**Exercise directions:** Scan the records for the line containing "Transcribe this image's"; extract it and all later lines, verbatim, through the end, and nothing before it.

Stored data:
============
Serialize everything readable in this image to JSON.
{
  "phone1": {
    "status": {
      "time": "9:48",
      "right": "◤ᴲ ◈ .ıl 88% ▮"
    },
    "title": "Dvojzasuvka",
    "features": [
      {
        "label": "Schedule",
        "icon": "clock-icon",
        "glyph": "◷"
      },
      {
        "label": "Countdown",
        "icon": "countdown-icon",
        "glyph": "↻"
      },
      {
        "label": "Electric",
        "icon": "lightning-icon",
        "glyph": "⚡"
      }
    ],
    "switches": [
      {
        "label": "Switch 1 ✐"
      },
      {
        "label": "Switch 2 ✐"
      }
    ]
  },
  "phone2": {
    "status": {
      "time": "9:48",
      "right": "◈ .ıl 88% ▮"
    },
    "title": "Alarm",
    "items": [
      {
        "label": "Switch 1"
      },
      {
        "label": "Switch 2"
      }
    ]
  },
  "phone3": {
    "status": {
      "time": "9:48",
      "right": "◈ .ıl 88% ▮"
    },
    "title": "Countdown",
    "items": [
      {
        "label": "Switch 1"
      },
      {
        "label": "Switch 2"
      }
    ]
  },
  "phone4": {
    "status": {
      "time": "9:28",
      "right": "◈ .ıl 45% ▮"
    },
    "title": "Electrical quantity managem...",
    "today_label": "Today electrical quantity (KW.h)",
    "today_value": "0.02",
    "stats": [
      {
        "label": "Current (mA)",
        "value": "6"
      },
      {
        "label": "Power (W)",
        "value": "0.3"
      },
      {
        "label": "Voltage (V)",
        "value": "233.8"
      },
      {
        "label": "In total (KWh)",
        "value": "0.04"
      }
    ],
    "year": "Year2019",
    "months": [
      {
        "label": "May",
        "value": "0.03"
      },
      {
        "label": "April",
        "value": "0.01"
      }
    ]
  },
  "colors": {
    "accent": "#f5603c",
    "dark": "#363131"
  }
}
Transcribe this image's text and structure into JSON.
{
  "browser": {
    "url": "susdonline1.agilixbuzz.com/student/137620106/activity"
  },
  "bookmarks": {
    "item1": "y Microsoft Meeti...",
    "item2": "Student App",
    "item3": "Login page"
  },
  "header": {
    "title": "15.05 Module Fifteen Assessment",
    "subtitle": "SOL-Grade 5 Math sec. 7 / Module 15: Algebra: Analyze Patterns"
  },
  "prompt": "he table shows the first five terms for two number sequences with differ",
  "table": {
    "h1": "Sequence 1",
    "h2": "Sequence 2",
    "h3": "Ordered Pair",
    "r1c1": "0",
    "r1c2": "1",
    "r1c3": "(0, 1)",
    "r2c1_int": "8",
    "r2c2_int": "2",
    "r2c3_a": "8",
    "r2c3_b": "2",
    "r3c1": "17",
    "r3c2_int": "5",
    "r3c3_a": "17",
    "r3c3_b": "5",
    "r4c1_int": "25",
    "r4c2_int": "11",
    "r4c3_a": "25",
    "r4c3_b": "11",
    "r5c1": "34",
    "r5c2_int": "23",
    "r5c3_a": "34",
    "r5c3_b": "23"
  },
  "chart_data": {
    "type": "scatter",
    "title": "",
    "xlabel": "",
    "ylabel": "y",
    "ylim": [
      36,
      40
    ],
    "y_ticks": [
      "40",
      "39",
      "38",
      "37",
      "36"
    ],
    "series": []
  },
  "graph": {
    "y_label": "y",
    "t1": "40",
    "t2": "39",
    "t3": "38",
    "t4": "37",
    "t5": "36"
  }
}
============
**Full answer:**
Transcribe this image's text and structure into JSON.
{
  "browser": {
    "url": "susdonline1.agilixbuzz.com/student/137620106/activity"
  },
  "bookmarks": {
    "item1": "y Microsoft Meeti...",
    "item2": "Student App",
    "item3": "Login page"
  },
  "header": {
    "title": "15.05 Module Fifteen Assessment",
    "subtitle": "SOL-Grade 5 Math sec. 7 / Module 15: Algebra: Analyze Patterns"
  },
  "prompt": "he table shows the first five terms for two number sequences with differ",
  "table": {
    "h1": "Sequence 1",
    "h2": "Sequence 2",
    "h3": "Ordered Pair",
    "r1c1": "0",
    "r1c2": "1",
    "r1c3": "(0, 1)",
    "r2c1_int": "8",
    "r2c2_int": "2",
    "r2c3_a": "8",
    "r2c3_b": "2",
    "r3c1": "17",
    "r3c2_int": "5",
    "r3c3_a": "17",
    "r3c3_b": "5",
    "r4c1_int": "25",
    "r4c2_int": "11",
    "r4c3_a": "25",
    "r4c3_b": "11",
    "r5c1": "34",
    "r5c2_int": "23",
    "r5c3_a": "34",
    "r5c3_b": "23"
  },
  "chart_data": {
    "type": "scatter",
    "title": "",
    "xlabel": "",
    "ylabel": "y",
    "ylim": [
      36,
      40
    ],
    "y_ticks": [
      "40",
      "39",
      "38",
      "37",
      "36"
    ],
    "series": []
  },
  "graph": {
    "y_label": "y",
    "t1": "40",
    "t2": "39",
    "t3": "38",
    "t4": "37",
    "t5": "36"
  }
}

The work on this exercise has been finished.